Narrow the data below down to the lines containing "Renaming".

[Data entries]
● ● ● ● ● ● ●
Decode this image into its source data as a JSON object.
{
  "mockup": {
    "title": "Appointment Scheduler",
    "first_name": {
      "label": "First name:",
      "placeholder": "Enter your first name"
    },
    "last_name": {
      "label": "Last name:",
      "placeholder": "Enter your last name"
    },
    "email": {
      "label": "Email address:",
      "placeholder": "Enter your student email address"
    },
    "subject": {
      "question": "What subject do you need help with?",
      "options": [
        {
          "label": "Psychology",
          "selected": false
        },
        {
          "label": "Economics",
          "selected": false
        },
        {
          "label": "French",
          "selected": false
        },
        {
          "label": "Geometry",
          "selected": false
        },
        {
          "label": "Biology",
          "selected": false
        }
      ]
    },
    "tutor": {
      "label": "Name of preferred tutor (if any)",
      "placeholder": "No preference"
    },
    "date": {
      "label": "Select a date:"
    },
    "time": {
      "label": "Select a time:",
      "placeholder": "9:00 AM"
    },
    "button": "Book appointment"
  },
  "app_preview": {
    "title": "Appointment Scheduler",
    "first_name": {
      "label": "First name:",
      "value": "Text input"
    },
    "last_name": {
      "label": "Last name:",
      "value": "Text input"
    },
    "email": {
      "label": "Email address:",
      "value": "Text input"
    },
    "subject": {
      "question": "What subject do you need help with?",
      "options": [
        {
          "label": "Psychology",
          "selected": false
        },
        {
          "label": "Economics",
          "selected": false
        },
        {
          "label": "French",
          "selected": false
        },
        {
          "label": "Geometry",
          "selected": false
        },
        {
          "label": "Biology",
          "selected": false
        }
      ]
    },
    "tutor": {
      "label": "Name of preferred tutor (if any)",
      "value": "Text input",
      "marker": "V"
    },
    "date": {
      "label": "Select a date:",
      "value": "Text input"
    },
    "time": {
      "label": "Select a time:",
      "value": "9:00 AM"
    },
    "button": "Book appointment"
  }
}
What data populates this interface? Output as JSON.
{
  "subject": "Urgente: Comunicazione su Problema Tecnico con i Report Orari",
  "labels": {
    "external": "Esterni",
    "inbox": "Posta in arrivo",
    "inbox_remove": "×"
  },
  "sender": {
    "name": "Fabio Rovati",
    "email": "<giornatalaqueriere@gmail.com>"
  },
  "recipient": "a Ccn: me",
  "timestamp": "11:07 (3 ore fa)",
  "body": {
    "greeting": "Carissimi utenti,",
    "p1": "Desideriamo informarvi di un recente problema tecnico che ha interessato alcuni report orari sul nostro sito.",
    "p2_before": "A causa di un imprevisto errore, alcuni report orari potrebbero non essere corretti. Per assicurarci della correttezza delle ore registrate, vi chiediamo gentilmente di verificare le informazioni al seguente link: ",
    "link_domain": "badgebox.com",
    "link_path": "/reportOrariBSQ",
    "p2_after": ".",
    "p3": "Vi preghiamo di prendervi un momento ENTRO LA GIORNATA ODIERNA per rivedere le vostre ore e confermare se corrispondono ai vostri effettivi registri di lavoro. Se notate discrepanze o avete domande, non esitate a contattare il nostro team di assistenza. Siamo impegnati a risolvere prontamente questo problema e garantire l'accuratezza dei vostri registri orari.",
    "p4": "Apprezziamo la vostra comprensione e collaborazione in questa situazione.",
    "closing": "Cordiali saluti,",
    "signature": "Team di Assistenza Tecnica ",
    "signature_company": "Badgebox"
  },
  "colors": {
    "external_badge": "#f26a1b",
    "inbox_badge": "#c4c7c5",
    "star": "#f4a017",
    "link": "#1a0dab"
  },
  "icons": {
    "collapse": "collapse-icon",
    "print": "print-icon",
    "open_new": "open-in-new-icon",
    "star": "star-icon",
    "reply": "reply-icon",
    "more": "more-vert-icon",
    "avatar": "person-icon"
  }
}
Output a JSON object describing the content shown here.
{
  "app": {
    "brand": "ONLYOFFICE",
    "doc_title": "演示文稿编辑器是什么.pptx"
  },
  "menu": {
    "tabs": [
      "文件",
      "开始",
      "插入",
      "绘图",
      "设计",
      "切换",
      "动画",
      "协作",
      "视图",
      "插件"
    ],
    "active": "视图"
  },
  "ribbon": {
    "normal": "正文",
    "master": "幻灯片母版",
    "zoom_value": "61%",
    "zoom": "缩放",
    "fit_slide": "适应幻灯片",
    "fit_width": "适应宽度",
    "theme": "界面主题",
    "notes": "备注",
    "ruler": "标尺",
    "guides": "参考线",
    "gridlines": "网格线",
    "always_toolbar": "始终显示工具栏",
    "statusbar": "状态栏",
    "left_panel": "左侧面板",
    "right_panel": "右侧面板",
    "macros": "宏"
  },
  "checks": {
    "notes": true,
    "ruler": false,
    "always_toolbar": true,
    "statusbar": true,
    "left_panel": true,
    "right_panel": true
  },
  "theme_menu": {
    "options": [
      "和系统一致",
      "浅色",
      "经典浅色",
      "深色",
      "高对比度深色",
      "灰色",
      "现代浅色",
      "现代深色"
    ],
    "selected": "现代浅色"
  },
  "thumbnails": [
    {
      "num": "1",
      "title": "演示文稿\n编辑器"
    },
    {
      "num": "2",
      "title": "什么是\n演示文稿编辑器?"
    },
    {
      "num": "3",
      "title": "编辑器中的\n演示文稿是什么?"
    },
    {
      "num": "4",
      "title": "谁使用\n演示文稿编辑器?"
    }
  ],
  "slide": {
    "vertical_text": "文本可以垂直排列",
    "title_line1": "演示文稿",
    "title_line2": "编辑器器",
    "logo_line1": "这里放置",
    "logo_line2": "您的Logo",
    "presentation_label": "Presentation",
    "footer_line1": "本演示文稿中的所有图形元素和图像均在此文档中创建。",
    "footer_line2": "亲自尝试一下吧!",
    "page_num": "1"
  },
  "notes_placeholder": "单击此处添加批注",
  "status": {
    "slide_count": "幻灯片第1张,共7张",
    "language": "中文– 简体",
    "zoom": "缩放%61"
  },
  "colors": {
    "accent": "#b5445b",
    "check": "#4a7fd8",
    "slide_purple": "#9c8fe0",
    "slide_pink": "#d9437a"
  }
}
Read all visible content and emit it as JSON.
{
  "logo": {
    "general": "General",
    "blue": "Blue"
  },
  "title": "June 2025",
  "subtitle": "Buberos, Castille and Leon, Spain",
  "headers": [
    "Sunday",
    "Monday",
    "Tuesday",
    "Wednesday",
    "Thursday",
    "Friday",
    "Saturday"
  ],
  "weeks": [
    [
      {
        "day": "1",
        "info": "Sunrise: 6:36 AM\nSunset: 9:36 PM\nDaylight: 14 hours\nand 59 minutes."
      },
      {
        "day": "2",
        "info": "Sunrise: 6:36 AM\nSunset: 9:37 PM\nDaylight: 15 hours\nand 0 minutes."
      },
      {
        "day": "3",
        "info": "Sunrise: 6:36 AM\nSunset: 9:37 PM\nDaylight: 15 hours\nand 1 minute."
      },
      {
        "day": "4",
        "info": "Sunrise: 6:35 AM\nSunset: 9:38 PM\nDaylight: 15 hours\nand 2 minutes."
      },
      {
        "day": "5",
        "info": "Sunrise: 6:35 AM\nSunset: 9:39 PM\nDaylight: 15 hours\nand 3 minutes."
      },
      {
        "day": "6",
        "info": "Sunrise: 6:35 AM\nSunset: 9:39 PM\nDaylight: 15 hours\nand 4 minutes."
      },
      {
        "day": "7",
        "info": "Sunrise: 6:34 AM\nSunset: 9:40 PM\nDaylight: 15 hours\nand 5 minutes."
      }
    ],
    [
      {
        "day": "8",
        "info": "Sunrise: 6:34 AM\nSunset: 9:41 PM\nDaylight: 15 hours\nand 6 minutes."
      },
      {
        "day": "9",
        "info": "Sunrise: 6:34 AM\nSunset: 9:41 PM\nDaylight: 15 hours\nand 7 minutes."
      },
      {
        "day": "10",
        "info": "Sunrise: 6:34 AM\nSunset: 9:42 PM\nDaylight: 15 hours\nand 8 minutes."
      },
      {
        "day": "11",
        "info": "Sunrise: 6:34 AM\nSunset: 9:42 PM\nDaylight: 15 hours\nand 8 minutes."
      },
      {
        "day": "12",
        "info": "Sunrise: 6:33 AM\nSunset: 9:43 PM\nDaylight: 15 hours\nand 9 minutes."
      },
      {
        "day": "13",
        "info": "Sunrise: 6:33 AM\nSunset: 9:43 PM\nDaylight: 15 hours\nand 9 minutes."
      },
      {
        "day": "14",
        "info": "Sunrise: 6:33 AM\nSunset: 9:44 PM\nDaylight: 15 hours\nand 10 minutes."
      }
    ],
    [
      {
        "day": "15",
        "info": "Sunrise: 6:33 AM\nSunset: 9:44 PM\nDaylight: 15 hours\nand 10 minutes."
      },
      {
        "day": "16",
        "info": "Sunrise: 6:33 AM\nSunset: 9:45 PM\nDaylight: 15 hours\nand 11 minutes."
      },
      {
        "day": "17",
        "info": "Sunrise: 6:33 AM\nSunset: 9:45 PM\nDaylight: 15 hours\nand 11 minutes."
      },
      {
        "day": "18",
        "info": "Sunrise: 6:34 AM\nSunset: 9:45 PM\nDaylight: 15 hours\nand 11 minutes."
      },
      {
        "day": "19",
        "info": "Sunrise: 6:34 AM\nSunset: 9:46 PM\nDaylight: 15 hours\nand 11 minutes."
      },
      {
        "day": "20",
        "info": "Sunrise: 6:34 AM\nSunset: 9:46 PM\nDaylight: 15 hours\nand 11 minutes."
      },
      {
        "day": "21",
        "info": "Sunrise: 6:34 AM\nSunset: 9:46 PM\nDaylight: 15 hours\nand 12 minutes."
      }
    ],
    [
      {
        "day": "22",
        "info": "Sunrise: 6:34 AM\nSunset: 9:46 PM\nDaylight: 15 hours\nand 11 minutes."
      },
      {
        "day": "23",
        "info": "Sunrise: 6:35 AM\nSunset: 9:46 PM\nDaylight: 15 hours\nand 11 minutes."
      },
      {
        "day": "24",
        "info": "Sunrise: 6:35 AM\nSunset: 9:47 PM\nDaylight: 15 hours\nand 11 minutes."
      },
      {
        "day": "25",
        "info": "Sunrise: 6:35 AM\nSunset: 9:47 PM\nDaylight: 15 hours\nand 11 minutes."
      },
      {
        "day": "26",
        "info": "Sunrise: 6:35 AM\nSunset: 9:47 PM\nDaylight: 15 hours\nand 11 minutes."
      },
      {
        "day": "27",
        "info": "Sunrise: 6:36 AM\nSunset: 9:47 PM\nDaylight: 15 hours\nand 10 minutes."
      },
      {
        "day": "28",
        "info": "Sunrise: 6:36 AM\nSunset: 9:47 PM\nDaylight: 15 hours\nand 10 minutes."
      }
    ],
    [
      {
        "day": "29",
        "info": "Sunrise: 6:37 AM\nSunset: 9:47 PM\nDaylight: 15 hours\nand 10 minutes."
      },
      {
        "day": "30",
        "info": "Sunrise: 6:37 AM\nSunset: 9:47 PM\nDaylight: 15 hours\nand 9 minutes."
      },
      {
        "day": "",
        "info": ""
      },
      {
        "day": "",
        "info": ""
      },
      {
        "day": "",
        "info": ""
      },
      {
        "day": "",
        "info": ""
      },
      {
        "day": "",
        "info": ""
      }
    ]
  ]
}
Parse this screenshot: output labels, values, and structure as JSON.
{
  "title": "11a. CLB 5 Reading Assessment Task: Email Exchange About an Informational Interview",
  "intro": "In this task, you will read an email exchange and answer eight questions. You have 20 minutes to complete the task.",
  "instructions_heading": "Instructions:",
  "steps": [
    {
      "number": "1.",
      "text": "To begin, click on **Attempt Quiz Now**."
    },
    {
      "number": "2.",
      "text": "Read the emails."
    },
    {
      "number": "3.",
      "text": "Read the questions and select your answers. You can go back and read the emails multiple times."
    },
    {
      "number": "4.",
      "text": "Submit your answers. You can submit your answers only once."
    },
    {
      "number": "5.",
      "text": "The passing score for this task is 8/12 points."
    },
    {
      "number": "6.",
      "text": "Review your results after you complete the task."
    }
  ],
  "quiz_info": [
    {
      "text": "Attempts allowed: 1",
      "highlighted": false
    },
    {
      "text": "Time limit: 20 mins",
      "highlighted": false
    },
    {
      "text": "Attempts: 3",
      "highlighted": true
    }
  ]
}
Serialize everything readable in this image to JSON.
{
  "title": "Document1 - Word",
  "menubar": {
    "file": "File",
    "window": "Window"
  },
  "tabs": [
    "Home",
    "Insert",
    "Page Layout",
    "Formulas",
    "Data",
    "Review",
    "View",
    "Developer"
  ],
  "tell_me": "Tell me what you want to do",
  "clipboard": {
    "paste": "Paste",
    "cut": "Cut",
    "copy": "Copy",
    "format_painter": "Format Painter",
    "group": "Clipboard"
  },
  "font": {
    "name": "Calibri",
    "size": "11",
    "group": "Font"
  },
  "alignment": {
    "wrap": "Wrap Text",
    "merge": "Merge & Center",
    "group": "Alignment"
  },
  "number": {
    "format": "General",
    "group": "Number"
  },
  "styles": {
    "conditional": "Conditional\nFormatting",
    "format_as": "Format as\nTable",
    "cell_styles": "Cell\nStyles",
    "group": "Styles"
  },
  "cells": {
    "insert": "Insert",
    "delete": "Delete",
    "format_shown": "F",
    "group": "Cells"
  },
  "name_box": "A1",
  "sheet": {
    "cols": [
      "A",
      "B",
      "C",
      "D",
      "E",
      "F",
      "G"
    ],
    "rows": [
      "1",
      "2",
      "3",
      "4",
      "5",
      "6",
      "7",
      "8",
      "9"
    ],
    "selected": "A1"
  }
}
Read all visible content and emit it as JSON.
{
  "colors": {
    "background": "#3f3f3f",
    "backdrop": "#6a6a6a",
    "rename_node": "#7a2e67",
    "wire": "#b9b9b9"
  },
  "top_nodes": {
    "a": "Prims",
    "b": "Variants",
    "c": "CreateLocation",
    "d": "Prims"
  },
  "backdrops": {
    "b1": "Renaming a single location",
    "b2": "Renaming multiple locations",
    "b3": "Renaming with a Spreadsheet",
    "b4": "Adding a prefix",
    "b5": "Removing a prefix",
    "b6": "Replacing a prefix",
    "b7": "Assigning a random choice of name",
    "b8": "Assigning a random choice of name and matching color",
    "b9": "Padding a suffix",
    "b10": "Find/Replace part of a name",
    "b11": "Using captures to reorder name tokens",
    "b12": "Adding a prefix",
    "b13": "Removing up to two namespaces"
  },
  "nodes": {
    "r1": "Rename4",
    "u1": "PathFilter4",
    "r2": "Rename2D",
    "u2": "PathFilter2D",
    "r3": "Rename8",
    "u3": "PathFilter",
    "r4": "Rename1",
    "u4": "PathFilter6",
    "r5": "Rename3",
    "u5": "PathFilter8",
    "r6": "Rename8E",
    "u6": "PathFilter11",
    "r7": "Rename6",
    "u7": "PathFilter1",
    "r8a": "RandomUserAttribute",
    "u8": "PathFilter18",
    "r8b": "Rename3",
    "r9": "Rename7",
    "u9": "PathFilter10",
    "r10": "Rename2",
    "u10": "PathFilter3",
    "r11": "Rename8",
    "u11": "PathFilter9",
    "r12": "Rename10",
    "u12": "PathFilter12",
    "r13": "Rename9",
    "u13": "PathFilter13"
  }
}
● ● ● ● ● ● ●
▶ [TASK ANSWER]:
    "b1": "Renaming a single location",
    "b2": "Renaming multiple locations",
    "b3": "Renaming with a Spreadsheet",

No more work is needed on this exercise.